Selected text:
# # #

How to make sense of a world in which LeBron’s team is eliminated from the playoffs in the first round and England are playing competently in the first test of an overseas series? It feel like all the certainties around which my life has been built are being undermined. LeBron didn’t just lose: the Lakers got thumped. I’ve got a theory as to how this happened: those UFOs that the US Government have been talking about came here to mess with the sports bookmakers. Apparently, Space Jam 2 isn’t fiction; it’s the only explanation. At least England have three days in which to return to type.

  1. This has already been widely shared, but deserves the audience. Ryan Briggs has a really clear write-up of his research looking at the allocation of World Bank aid projects within countries, which shows that not only do richer parts of a country get more aid projects, when they do, those projects tend to be larger. This doesn’t seem to be driven by preferences of the recipient Government or by ease of approval processes in the World Bank; rather, it appears to be driven primarily by the ease of implementing projects. More remote, rural and poor areas of a country are harder to work in, and given the incentives facing World Bank staff for whom the career implications of getting projects approved is much more important than those of getting good evaluation scores, this means targeting aid where implementation is easiest. The data is drawn from just the Bank, and just the period 1995-2005 – it would be fascinating to see how this finding generalises, over both time and donor. I’m disappointed that there isn’t a single reference to his dab hand with the cocktail shaker, but otherwise, really recommended.

# # #

Data entries:
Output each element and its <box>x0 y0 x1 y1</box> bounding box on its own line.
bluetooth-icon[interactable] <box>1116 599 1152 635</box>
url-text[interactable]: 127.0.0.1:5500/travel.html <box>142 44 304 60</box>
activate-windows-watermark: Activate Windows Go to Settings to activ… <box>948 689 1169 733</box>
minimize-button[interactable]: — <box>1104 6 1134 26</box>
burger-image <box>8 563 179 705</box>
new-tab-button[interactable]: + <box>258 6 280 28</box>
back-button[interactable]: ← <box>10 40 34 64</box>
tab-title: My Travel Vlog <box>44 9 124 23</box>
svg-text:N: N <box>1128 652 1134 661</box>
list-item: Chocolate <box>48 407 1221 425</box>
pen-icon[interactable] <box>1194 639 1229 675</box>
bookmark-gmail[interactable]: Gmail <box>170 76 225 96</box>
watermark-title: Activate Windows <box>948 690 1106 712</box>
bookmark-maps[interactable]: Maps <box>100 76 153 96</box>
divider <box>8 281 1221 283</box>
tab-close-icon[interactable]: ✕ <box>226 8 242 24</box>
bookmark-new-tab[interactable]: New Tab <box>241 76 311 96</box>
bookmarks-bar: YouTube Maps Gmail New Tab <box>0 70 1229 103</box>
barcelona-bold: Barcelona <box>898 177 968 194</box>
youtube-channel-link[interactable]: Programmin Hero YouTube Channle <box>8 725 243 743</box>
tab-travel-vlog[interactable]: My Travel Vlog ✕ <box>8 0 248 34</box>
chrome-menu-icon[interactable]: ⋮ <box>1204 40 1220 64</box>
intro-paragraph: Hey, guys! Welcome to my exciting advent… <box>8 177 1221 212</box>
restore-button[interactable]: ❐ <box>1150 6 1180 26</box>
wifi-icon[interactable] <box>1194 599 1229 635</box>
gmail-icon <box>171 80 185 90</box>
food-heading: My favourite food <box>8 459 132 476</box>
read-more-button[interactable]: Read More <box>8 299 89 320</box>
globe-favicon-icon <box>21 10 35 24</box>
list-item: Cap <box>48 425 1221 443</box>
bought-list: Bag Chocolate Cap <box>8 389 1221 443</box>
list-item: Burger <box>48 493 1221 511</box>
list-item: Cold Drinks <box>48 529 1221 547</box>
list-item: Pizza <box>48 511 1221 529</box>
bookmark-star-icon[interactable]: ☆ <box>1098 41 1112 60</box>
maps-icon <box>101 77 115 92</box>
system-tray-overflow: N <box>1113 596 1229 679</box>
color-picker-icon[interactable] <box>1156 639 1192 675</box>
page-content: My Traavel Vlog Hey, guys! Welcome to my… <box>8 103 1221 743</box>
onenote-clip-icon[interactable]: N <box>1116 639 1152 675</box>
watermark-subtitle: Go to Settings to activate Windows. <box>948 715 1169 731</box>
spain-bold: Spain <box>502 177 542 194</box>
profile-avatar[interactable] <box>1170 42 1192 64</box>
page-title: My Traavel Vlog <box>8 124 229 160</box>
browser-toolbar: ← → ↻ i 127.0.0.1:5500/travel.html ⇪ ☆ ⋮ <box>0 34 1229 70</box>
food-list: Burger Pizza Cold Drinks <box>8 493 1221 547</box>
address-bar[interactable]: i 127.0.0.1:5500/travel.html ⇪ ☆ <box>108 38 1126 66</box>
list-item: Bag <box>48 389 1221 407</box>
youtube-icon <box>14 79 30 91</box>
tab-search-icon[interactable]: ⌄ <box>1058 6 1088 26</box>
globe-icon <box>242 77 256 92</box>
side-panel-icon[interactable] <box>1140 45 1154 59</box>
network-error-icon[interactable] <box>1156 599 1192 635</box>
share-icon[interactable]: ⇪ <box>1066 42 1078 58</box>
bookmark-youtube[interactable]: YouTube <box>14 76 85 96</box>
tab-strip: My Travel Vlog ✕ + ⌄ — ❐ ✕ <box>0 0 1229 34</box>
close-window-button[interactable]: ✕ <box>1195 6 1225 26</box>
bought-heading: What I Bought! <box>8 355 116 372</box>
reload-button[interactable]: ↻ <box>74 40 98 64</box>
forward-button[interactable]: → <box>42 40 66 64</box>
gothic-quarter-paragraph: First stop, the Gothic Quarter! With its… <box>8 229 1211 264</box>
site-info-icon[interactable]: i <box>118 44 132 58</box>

# # #

Set tasks:
a. Retype the entries from their first line through the line containing "activate-windows-watermark: Activate Windows", inclusive, with no changes.
b. Write what comes next in the passage about the sports upsets and the World Bank aid research, picking up after its last sentence.

Answers for the tasks:
a.
Output each element and its <box>x0 y0 x1 y1</box> bounding box on its own line.
bluetooth-icon[interactable] <box>1116 599 1152 635</box>
url-text[interactable]: 127.0.0.1:5500/travel.html <box>142 44 304 60</box>
activate-windows-watermark: Activate Windows Go to Settings to activ… <box>948 689 1169 733</box>

b.
  2. “Go big or go home” in social interventions is more often some variation on “start small, go big, then go home”. It’s really hard to take small pilots that have big results and turn them into big, large-scale programmes that deliver big results. Sometimes (as Matt and I discussed in episode 2 of Paper Round), this is because of the vagaries of research and publication. Equally it’s because of real difficulties of scale up – the populations you work with get more varied as they get bigger, and some things only work on some people; and it becomes harder to implement the intervention with the same quality and intensity as it goes bigger. David McKenzie has a great blog on these effects in the context of an early childhood development programme that started in Jamaica. Also on Development Impact, Markus has a deep dive on training programmes for youth in Uganda.
  3. Tim Harford compares misinformation to magic, and in the process teaches me about both. The key insight is that we mainly already have the tools to spot the trick in both magic acts and misinformation; the problem is that we don’t take the time to exercise them. Yes, there is misdirection, but the real power of misdirection (and it’s political equivalent, the firehose of bulls**t) is that it overwhelms our ability to concentrate on finding the truth when it really matters.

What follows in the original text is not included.